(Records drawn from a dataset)
▼
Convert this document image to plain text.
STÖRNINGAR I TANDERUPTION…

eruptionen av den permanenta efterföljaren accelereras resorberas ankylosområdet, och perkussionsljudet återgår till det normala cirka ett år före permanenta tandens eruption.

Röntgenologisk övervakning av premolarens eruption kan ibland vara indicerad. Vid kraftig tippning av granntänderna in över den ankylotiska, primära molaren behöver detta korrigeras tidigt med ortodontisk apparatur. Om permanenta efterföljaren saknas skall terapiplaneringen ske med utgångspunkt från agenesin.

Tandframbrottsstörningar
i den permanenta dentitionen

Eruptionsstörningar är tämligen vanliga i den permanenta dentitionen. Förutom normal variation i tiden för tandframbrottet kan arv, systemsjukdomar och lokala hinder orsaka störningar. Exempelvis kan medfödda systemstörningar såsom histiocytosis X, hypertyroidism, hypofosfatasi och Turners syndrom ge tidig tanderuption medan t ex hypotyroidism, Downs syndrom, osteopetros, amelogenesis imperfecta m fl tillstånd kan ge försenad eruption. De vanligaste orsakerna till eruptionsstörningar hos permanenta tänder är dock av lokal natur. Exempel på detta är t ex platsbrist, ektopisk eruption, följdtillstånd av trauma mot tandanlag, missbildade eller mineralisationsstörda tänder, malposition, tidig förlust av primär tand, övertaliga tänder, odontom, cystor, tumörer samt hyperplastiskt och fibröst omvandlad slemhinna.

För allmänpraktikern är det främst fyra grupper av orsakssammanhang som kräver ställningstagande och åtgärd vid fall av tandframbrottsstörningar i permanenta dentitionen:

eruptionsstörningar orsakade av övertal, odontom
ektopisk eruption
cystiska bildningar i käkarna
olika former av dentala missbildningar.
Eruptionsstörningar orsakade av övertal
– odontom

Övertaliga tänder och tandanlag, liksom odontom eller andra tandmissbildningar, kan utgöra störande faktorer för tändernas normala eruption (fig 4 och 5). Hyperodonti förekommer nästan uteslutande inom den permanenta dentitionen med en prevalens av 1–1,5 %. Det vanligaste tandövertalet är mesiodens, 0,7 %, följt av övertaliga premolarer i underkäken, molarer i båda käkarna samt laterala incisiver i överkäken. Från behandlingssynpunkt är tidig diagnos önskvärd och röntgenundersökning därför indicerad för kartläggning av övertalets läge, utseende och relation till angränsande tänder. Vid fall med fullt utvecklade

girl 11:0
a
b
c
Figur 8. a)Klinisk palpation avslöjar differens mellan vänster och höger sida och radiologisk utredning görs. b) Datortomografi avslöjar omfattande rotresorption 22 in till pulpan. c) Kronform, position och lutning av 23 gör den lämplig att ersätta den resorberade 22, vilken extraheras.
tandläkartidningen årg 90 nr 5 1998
▲
▼
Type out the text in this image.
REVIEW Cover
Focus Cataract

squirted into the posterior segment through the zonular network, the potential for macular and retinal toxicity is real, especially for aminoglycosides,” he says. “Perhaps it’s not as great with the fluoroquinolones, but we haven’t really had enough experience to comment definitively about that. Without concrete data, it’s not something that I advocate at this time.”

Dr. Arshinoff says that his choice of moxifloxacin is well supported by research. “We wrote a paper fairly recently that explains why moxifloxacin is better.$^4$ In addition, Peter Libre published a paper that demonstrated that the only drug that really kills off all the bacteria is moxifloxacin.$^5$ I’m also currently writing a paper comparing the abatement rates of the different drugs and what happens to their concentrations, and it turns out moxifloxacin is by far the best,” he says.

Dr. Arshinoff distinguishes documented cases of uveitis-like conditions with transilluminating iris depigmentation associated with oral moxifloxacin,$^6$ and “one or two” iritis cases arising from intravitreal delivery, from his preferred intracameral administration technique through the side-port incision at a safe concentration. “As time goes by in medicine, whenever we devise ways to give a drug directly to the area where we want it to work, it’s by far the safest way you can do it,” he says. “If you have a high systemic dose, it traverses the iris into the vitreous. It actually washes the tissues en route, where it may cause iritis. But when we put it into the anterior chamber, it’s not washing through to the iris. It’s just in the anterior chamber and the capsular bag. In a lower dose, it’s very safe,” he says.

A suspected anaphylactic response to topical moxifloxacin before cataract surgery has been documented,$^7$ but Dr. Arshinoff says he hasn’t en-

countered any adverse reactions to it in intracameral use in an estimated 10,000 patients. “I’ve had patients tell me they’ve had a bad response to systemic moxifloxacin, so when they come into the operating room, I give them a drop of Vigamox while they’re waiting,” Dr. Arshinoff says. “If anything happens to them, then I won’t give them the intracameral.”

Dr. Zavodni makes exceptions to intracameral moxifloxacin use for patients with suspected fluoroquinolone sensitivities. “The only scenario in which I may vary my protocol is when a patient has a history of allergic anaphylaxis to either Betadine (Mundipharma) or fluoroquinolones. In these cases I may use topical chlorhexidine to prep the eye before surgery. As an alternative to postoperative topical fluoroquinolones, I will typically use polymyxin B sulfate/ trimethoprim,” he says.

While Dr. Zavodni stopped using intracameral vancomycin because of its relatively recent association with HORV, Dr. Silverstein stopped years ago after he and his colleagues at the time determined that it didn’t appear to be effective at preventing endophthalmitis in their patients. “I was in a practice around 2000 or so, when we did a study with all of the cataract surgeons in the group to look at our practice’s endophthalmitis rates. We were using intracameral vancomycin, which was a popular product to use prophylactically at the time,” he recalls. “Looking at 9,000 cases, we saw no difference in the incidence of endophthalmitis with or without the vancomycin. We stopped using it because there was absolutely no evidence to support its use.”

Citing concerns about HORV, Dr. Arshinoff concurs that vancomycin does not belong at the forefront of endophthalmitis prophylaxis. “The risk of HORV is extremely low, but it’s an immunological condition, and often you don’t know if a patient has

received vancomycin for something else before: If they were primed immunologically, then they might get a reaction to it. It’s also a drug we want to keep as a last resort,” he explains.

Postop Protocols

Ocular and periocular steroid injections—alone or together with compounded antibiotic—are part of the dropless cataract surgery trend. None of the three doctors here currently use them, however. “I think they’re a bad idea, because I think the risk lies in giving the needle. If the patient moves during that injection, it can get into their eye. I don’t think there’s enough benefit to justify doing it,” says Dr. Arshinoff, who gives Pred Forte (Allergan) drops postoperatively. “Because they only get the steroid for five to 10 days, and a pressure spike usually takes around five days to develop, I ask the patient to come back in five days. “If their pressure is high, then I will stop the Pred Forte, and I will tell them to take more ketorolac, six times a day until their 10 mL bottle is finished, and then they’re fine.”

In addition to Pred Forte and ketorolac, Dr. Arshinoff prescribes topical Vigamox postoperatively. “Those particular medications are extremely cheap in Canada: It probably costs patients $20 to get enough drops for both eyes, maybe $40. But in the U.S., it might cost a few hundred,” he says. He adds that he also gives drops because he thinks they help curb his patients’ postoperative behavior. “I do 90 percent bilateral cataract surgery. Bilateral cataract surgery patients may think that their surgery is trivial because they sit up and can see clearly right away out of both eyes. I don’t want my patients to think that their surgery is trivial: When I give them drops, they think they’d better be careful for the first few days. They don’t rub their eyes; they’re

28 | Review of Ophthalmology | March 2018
▲
From the data above, copy each line with the string "text" in it.

Convert this document image to plain text.
Type out the text in this image.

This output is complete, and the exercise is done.